Count the lines below that contain the word "title", and reply with that number alone.

• **Records about charts and figures**
.....

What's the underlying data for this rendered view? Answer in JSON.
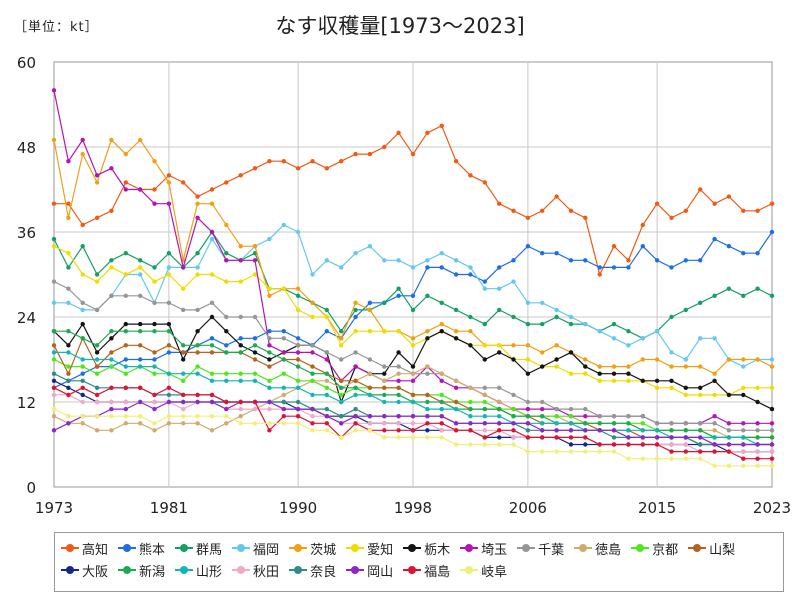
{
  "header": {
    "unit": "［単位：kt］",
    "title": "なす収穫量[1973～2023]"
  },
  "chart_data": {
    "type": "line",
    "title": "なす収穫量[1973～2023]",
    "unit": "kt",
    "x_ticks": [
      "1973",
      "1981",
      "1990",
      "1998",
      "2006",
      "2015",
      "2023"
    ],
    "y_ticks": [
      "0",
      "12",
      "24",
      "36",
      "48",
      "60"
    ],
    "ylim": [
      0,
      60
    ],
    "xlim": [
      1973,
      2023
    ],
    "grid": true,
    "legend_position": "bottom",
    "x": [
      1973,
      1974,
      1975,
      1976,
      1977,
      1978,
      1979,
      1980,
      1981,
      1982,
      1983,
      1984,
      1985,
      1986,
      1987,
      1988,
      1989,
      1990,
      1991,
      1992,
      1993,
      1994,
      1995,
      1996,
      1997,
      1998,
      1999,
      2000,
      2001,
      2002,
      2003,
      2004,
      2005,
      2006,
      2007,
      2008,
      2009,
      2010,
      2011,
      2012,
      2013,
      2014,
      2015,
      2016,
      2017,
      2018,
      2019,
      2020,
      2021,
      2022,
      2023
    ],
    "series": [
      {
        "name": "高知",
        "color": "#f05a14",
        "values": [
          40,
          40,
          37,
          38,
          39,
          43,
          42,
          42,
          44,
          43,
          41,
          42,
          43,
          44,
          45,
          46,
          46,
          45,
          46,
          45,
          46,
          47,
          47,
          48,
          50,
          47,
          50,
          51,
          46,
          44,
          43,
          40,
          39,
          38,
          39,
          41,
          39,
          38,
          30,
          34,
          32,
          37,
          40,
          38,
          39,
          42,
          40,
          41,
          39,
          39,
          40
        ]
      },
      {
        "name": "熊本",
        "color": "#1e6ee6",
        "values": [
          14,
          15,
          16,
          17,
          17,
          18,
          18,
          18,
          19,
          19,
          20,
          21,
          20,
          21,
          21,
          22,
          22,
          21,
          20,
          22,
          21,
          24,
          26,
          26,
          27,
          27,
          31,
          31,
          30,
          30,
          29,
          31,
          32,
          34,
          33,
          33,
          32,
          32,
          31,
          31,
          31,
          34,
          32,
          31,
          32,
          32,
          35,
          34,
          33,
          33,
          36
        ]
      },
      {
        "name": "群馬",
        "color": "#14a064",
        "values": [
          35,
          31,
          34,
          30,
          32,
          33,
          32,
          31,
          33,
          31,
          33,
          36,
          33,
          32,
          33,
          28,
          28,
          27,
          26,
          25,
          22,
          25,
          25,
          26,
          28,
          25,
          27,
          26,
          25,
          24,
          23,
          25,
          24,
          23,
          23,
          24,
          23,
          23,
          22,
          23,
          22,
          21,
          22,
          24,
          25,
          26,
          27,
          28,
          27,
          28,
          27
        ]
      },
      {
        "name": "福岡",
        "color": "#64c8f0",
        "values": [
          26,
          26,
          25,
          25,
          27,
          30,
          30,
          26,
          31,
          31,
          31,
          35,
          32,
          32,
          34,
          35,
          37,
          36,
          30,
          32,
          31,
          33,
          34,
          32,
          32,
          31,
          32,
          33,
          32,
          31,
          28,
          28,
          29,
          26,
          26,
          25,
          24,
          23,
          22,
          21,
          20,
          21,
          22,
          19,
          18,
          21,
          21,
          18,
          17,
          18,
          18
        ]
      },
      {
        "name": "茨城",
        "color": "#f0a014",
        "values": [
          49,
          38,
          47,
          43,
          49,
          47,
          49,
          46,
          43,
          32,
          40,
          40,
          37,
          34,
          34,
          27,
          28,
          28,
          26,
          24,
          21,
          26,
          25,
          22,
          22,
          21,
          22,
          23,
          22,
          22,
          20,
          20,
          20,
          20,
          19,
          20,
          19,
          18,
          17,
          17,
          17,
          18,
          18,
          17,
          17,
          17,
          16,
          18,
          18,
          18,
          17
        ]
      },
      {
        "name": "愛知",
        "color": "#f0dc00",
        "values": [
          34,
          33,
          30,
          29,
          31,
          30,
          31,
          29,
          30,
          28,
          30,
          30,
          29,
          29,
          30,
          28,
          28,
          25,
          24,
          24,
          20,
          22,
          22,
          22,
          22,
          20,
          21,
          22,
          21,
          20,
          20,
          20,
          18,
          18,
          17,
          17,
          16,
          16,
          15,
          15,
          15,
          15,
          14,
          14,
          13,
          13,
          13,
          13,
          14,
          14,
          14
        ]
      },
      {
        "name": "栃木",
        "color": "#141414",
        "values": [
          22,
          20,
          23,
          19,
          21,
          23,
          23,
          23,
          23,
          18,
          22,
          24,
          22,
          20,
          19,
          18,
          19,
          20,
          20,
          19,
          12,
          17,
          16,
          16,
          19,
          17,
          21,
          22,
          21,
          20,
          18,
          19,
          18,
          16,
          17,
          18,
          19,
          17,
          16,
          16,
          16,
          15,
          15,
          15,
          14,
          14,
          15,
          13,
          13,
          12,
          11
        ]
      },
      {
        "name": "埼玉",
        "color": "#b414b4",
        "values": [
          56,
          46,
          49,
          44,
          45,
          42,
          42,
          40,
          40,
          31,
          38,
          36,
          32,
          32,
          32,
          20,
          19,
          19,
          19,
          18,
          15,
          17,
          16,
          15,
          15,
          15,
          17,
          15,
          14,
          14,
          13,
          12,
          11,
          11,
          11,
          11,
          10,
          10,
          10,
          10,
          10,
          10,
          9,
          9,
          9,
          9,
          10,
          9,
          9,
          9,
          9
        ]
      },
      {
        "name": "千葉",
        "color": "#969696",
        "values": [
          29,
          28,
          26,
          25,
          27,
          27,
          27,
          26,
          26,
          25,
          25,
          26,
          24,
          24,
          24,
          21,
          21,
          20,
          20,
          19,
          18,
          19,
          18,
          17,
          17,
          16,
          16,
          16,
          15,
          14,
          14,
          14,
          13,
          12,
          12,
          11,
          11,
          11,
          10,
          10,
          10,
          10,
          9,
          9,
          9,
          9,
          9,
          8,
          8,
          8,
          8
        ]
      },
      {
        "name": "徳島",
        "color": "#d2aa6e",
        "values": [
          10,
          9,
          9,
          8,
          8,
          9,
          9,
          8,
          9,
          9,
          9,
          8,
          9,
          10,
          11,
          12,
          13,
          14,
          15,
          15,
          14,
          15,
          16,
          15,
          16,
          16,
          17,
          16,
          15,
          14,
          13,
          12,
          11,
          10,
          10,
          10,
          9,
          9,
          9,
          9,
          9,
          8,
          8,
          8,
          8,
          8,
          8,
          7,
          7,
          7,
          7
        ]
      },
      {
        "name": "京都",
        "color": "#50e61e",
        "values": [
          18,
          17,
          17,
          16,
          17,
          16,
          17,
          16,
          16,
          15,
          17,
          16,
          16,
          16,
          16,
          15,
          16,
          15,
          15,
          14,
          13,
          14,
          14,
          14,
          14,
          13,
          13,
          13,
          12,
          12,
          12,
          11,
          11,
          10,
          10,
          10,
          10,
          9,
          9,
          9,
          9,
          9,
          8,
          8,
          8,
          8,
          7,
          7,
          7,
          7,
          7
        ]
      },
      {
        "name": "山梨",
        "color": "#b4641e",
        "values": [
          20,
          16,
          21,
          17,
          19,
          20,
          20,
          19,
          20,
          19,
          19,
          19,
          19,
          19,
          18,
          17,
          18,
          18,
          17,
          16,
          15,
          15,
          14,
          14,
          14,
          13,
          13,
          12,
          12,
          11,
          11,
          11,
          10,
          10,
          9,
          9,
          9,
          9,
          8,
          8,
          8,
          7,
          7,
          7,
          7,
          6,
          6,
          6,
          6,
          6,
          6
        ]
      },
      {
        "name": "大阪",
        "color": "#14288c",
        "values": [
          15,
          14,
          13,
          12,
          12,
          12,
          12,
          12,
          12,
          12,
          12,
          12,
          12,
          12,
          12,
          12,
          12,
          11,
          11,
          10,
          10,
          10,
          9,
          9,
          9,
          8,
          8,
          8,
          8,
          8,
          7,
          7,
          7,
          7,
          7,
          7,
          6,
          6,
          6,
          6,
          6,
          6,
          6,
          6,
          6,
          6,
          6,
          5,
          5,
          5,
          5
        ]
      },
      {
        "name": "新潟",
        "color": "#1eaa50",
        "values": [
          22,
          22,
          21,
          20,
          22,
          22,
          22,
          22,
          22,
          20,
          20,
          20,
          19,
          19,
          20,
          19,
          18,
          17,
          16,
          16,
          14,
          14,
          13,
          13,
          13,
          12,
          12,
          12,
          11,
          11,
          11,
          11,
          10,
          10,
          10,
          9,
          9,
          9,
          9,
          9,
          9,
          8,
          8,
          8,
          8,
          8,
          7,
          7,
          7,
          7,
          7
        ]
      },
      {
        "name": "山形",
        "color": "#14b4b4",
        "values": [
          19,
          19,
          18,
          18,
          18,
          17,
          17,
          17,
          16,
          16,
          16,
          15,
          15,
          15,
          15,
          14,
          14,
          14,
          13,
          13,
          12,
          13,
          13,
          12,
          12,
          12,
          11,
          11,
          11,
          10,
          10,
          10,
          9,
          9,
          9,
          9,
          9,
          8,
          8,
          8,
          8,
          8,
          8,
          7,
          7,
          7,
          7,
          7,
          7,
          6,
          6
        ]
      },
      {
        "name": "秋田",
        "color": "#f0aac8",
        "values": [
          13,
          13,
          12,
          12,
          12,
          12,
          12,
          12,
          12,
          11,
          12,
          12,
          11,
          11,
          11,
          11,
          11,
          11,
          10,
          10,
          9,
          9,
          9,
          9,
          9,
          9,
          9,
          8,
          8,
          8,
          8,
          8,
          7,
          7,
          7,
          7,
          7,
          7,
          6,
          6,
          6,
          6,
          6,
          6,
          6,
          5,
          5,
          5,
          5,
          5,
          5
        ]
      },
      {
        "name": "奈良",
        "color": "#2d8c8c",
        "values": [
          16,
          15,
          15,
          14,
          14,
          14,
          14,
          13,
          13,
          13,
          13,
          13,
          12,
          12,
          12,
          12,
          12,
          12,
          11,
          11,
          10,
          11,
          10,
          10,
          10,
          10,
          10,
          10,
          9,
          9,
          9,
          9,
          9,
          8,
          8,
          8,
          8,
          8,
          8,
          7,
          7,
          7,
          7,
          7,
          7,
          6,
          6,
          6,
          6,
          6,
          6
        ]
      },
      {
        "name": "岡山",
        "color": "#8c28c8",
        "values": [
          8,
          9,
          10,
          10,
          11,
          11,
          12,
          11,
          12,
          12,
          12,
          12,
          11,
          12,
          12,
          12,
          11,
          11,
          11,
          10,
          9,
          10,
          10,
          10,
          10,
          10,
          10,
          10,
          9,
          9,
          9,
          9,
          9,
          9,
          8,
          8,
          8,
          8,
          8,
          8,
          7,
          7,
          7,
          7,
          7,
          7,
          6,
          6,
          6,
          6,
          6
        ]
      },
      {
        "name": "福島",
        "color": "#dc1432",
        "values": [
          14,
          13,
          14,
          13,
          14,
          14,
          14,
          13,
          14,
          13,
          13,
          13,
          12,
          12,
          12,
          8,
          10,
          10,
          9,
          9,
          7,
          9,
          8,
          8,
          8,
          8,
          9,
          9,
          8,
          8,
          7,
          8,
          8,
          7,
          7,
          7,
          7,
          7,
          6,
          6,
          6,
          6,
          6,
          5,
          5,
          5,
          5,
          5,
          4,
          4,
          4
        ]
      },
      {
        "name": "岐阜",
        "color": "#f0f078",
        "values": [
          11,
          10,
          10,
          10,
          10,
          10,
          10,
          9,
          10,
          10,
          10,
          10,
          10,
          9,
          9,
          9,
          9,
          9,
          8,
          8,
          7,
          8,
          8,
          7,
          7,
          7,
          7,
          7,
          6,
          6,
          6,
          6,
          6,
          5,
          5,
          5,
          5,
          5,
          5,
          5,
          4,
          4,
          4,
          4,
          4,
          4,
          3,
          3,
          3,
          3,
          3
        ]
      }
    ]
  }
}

.....

• **OUTPUT BELOW**
2